_Your task_: Skip all pictures, then print the remaining material exactly.

____ Available records

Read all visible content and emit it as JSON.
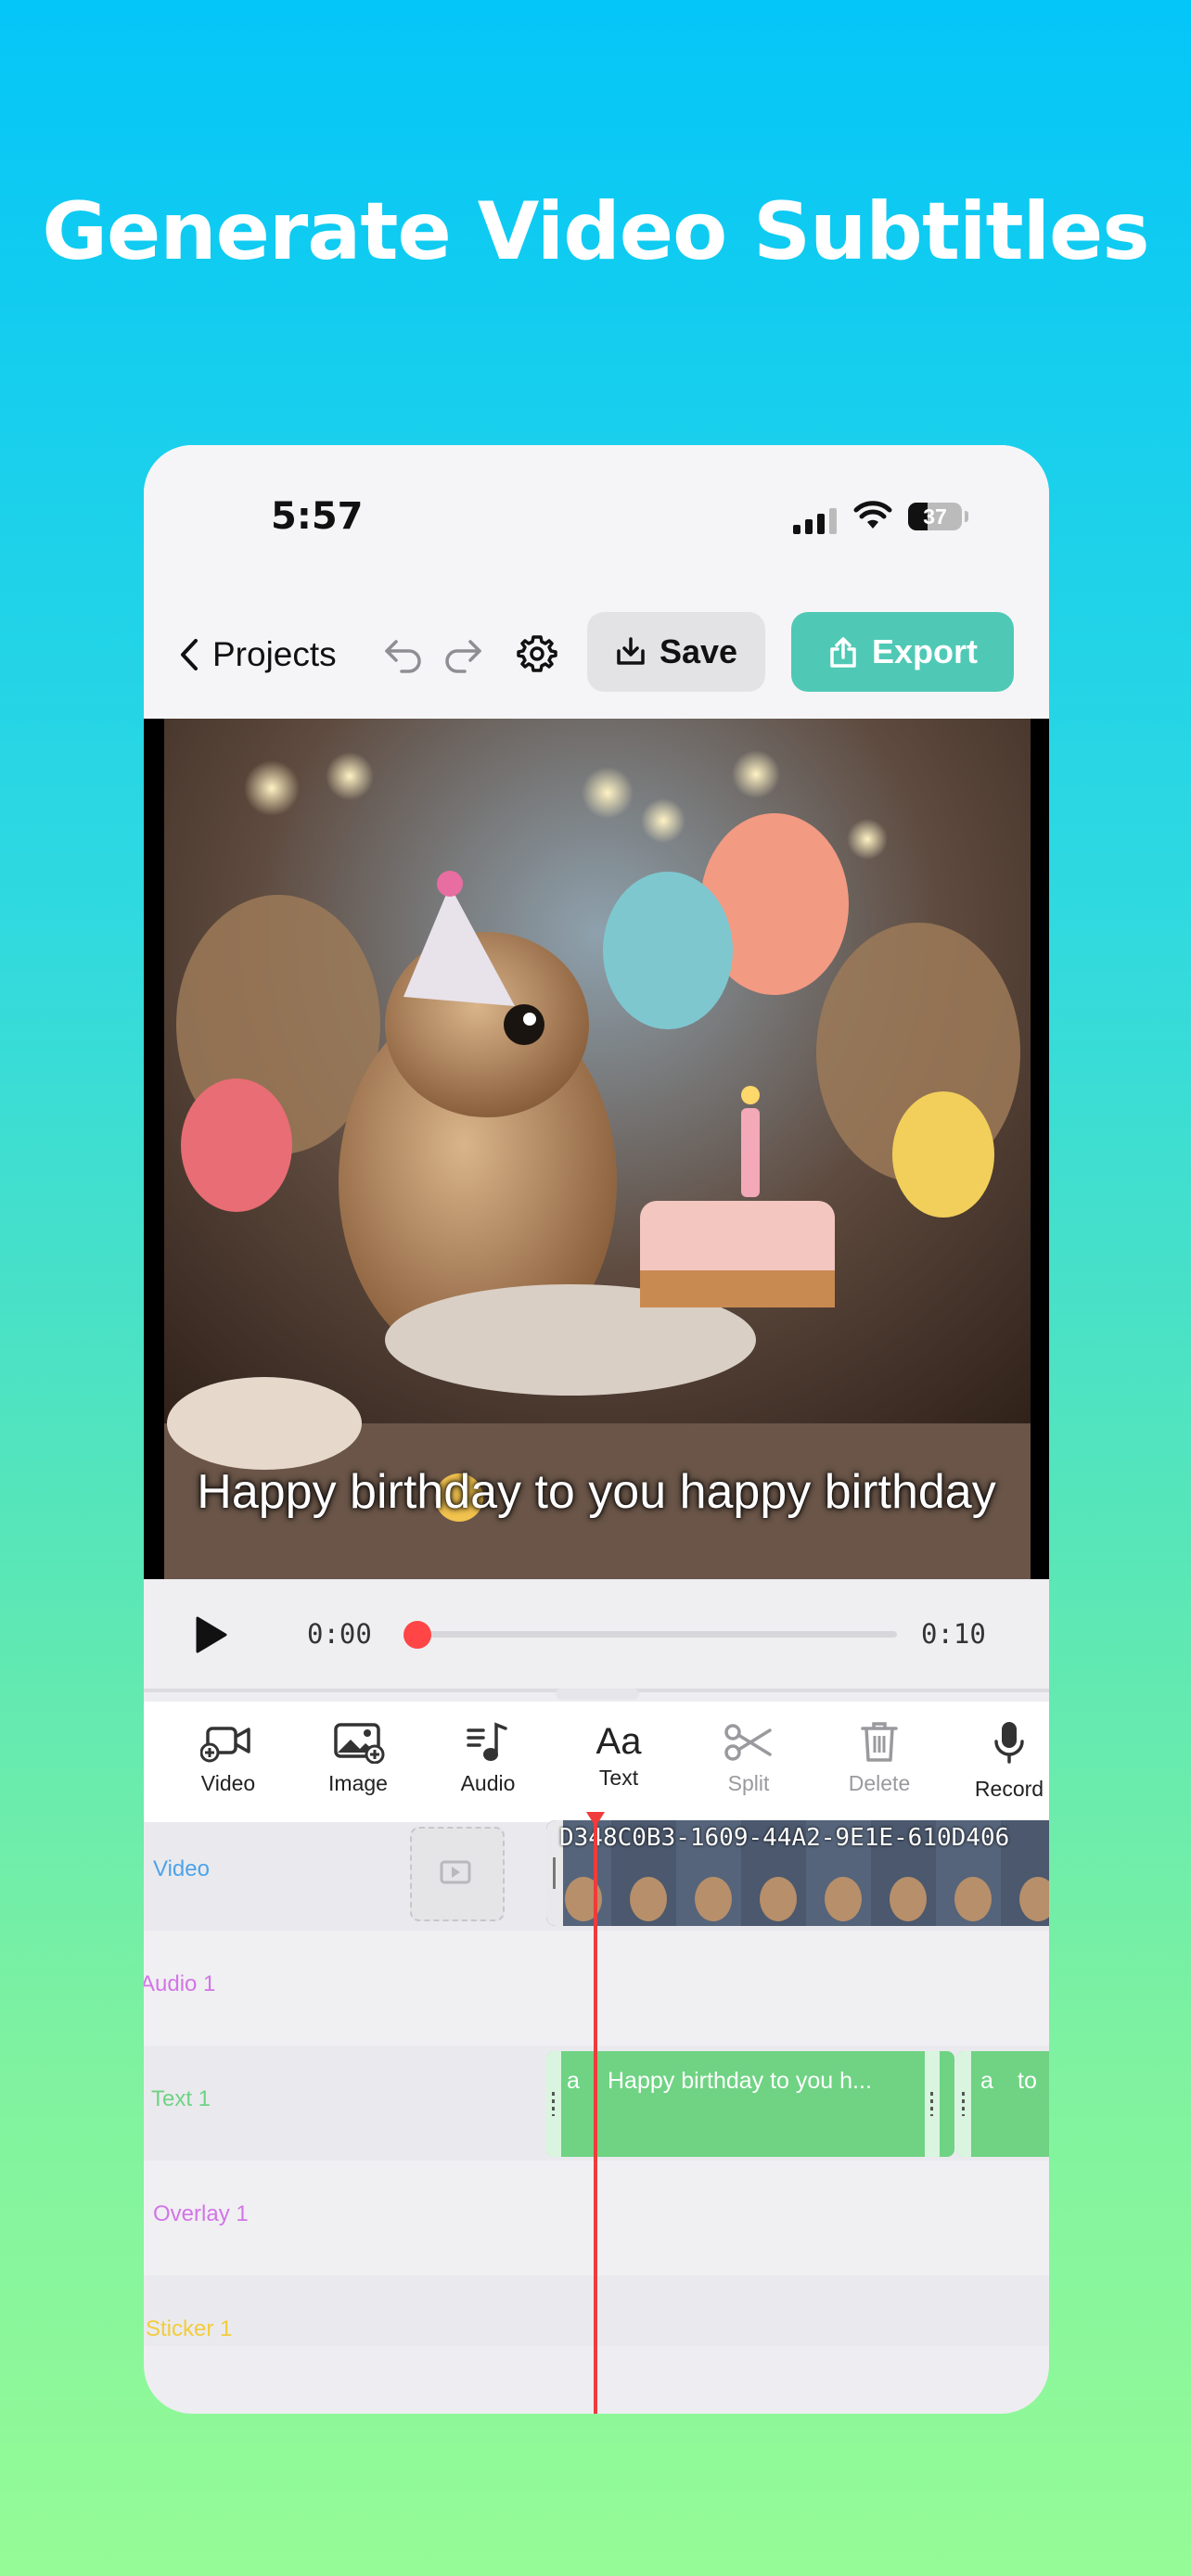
{
  "headline": "Generate Video Subtitles",
  "status": {
    "time": "5:57",
    "battery": "37",
    "battery_level": 0.37
  },
  "toolbar": {
    "back_label": "Projects",
    "save_label": "Save",
    "export_label": "Export"
  },
  "preview": {
    "subtitle": "Happy birthday to you happy birthday"
  },
  "player": {
    "current_time": "0:00",
    "duration": "0:10",
    "progress": 0.02
  },
  "tools": [
    {
      "label": "Video",
      "icon": "video-add-icon",
      "enabled": true
    },
    {
      "label": "Image",
      "icon": "image-add-icon",
      "enabled": true
    },
    {
      "label": "Audio",
      "icon": "music-note-icon",
      "enabled": true
    },
    {
      "label": "Text",
      "icon": "text-aa-icon",
      "enabled": true
    },
    {
      "label": "Split",
      "icon": "scissors-icon",
      "enabled": false
    },
    {
      "label": "Delete",
      "icon": "trash-icon",
      "enabled": false
    },
    {
      "label": "Record",
      "icon": "microphone-icon",
      "enabled": true
    }
  ],
  "timeline": {
    "tracks": [
      {
        "label": "Video",
        "color": "#4ea3e8"
      },
      {
        "label": "Audio 1",
        "color": "#d275e6"
      },
      {
        "label": "Text 1",
        "color": "#6fd383"
      },
      {
        "label": "Overlay 1",
        "color": "#d275e6"
      },
      {
        "label": "Sticker 1",
        "color": "#f2cc3d"
      }
    ],
    "video_clip_title": "D348C0B3-1609-44A2-9E1E-610D406",
    "text_clips": [
      {
        "lead": "a",
        "caption": "Happy birthday to you h..."
      },
      {
        "lead": "a",
        "caption": "to"
      }
    ]
  },
  "colors": {
    "accent": "#4fc9b5",
    "playhead": "#ef3b3b",
    "text_clip": "#6fd383"
  }
}
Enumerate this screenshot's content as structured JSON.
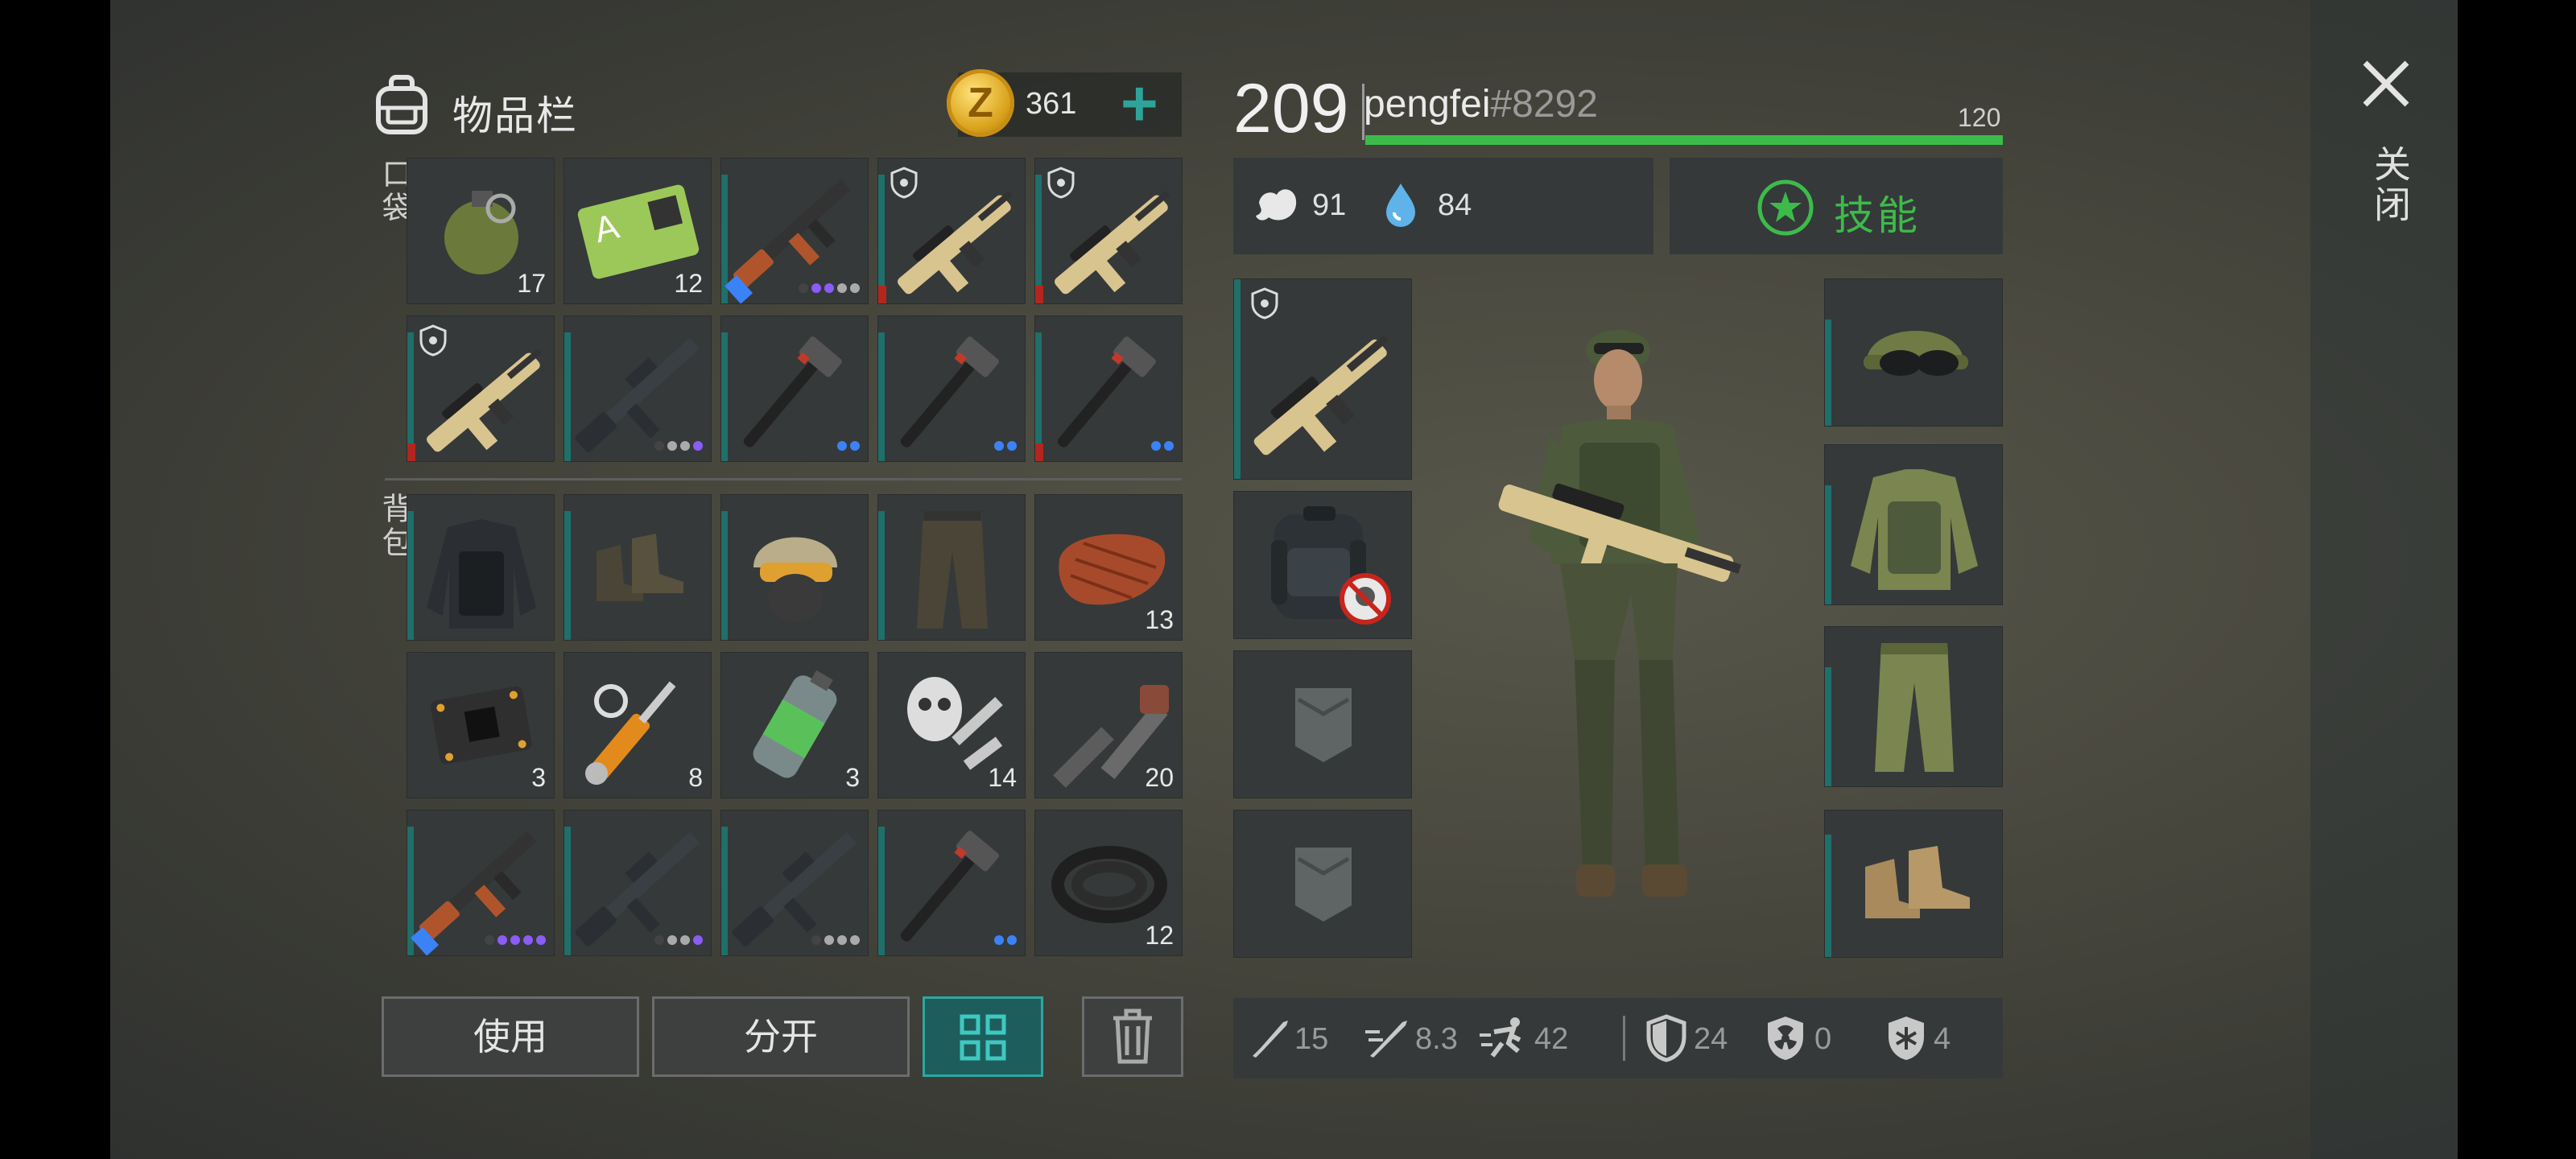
{
  "inventory": {
    "title": "物品栏",
    "currency": 361,
    "add_symbol": "+",
    "pockets_label": "口袋",
    "backpack_label": "背包",
    "pocket_slots": [
      {
        "item": "grenade-icon",
        "qty": "17"
      },
      {
        "item": "sector-pass-card-icon",
        "qty": "12"
      },
      {
        "item": "ak-rifle-icon",
        "dots": [
          "#444",
          "#8b5cf6",
          "#8b5cf6",
          "#aaa",
          "#aaa"
        ]
      },
      {
        "item": "bullpup-rifle-icon",
        "shield": true,
        "red": true
      },
      {
        "item": "bullpup-rifle-icon",
        "shield": true,
        "red": true
      },
      {
        "item": "bullpup-rifle-icon",
        "shield": true,
        "red": true
      },
      {
        "item": "m16-rifle-icon",
        "dots": [
          "#444",
          "#aaa",
          "#aaa",
          "#8b5cf6"
        ]
      },
      {
        "item": "sledgehammer-icon",
        "dots": [
          "#3b82f6",
          "#3b82f6"
        ]
      },
      {
        "item": "sledgehammer-icon",
        "dots": [
          "#3b82f6",
          "#3b82f6"
        ]
      },
      {
        "item": "sledgehammer-icon",
        "red": true,
        "dots": [
          "#3b82f6",
          "#3b82f6"
        ]
      }
    ],
    "backpack_slots": [
      {
        "item": "tactical-jacket-icon"
      },
      {
        "item": "boots-icon"
      },
      {
        "item": "tactical-helmet-icon"
      },
      {
        "item": "cargo-pants-icon"
      },
      {
        "item": "steak-icon",
        "qty": "13"
      },
      {
        "item": "circuit-board-icon",
        "qty": "3"
      },
      {
        "item": "hydraulic-cylinder-icon",
        "qty": "8"
      },
      {
        "item": "fuel-canister-icon",
        "qty": "3"
      },
      {
        "item": "gas-mask-parts-icon",
        "qty": "14"
      },
      {
        "item": "pipe-parts-icon",
        "qty": "20"
      },
      {
        "item": "ak-rifle-icon",
        "dots": [
          "#444",
          "#8b5cf6",
          "#8b5cf6",
          "#8b5cf6",
          "#8b5cf6"
        ]
      },
      {
        "item": "m16-rifle-icon",
        "dots": [
          "#444",
          "#aaa",
          "#aaa",
          "#8b5cf6"
        ]
      },
      {
        "item": "m16-rifle-icon",
        "dots": [
          "#444",
          "#aaa",
          "#aaa",
          "#aaa"
        ]
      },
      {
        "item": "sledgehammer-icon",
        "dots": [
          "#3b82f6",
          "#3b82f6"
        ]
      },
      {
        "item": "rope-coil-icon",
        "qty": "12"
      }
    ],
    "buttons": {
      "use": "使用",
      "split": "分开"
    }
  },
  "player": {
    "level": "209",
    "name": "pengfei",
    "tag": "#8292",
    "xp_label": "120",
    "xp_progress": 1.0,
    "hunger": "91",
    "thirst": "84",
    "skills_label": "技能",
    "stats": {
      "damage": "15",
      "attack_speed": "8.3",
      "speed": "42",
      "armor": "24",
      "radiation": "0",
      "cold": "4"
    }
  },
  "close_label": "关闭",
  "colors": {
    "accent_green": "#3dbb4a",
    "teal": "#1f6f6a",
    "active_button": "#1d5e5d"
  }
}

________

_Exercise response_:
Read all visible content and emit it as JSON.
{
  "headline": "Generate Video Subtitles",
  "status": {
    "time": "5:57",
    "battery": "37",
    "battery_level": 0.37
  },
  "toolbar": {
    "back_label": "Projects",
    "save_label": "Save",
    "export_label": "Export"
  },
  "preview": {
    "subtitle": "Happy birthday to you happy birthday"
  },
  "player": {
    "current_time": "0:00",
    "duration": "0:10",
    "progress": 0.02
  },
  "tools": [
    {
      "label": "Video",
      "icon": "video-add-icon",
      "enabled": true
    },
    {
      "label": "Image",
      "icon": "image-add-icon",
      "enabled": true
    },
    {
      "label": "Audio",
      "icon": "music-note-icon",
      "enabled": true
    },
    {
      "label": "Text",
      "icon": "text-aa-icon",
      "enabled": true
    },
    {
      "label": "Split",
      "icon": "scissors-icon",
      "enabled": false
    },
    {
      "label": "Delete",
      "icon": "trash-icon",
      "enabled": false
    },
    {
      "label": "Record",
      "icon": "microphone-icon",
      "enabled": true
    }
  ],
  "timeline": {
    "tracks": [
      {
        "label": "Video",
        "color": "#4ea3e8"
      },
      {
        "label": "Audio 1",
        "color": "#d275e6"
      },
      {
        "label": "Text 1",
        "color": "#6fd383"
      },
      {
        "label": "Overlay 1",
        "color": "#d275e6"
      },
      {
        "label": "Sticker 1",
        "color": "#f2cc3d"
      }
    ],
    "video_clip_title": "D348C0B3-1609-44A2-9E1E-610D406",
    "text_clips": [
      {
        "lead": "a",
        "caption": "Happy birthday to you h..."
      },
      {
        "lead": "a",
        "caption": "to"
      }
    ]
  },
  "colors": {
    "accent": "#4fc9b5",
    "playhead": "#ef3b3b",
    "text_clip": "#6fd383"
  }
}
Enumerate this screenshot's content as structured JSON.
{
  "inventory": {
    "title": "物品栏",
    "currency": 361,
    "add_symbol": "+",
    "pockets_label": "口袋",
    "backpack_label": "背包",
    "pocket_slots": [
      {
        "item": "grenade-icon",
        "qty": "17"
      },
      {
        "item": "sector-pass-card-icon",
        "qty": "12"
      },
      {
        "item": "ak-rifle-icon",
        "dots": [
          "#444",
          "#8b5cf6",
          "#8b5cf6",
          "#aaa",
          "#aaa"
        ]
      },
      {
        "item": "bullpup-rifle-icon",
        "shield": true,
        "red": true
      },
      {
        "item": "bullpup-rifle-icon",
        "shield": true,
        "red": true
      },
      {
        "item": "bullpup-rifle-icon",
        "shield": true,
        "red": true
      },
      {
        "item": "m16-rifle-icon",
        "dots": [
          "#444",
          "#aaa",
          "#aaa",
          "#8b5cf6"
        ]
      },
      {
        "item": "sledgehammer-icon",
        "dots": [
          "#3b82f6",
          "#3b82f6"
        ]
      },
      {
        "item": "sledgehammer-icon",
        "dots": [
          "#3b82f6",
          "#3b82f6"
        ]
      },
      {
        "item": "sledgehammer-icon",
        "red": true,
        "dots": [
          "#3b82f6",
          "#3b82f6"
        ]
      }
    ],
    "backpack_slots": [
      {
        "item": "tactical-jacket-icon"
      },
      {
        "item": "boots-icon"
      },
      {
        "item": "tactical-helmet-icon"
      },
      {
        "item": "cargo-pants-icon"
      },
      {
        "item": "steak-icon",
        "qty": "13"
      },
      {
        "item": "circuit-board-icon",
        "qty": "3"
      },
      {
        "item": "hydraulic-cylinder-icon",
        "qty": "8"
      },
      {
        "item": "fuel-canister-icon",
        "qty": "3"
      },
      {
        "item": "gas-mask-parts-icon",
        "qty": "14"
      },
      {
        "item": "pipe-parts-icon",
        "qty": "20"
      },
      {
        "item": "ak-rifle-icon",
        "dots": [
          "#444",
          "#8b5cf6",
          "#8b5cf6",
          "#8b5cf6",
          "#8b5cf6"
        ]
      },
      {
        "item": "m16-rifle-icon",
        "dots": [
          "#444",
          "#aaa",
          "#aaa",
          "#8b5cf6"
        ]
      },
      {
        "item": "m16-rifle-icon",
        "dots": [
          "#444",
          "#aaa",
          "#aaa",
          "#aaa"
        ]
      },
      {
        "item": "sledgehammer-icon",
        "dots": [
          "#3b82f6",
          "#3b82f6"
        ]
      },
      {
        "item": "rope-coil-icon",
        "qty": "12"
      }
    ],
    "buttons": {
      "use": "使用",
      "split": "分开"
    }
  },
  "player": {
    "level": "209",
    "name": "pengfei",
    "tag": "#8292",
    "xp_label": "120",
    "xp_progress": 1.0,
    "hunger": "91",
    "thirst": "84",
    "skills_label": "技能",
    "stats": {
      "damage": "15",
      "attack_speed": "8.3",
      "speed": "42",
      "armor": "24",
      "radiation": "0",
      "cold": "4"
    }
  },
  "close_label": "关闭",
  "colors": {
    "accent_green": "#3dbb4a",
    "teal": "#1f6f6a",
    "active_button": "#1d5e5d"
  }
}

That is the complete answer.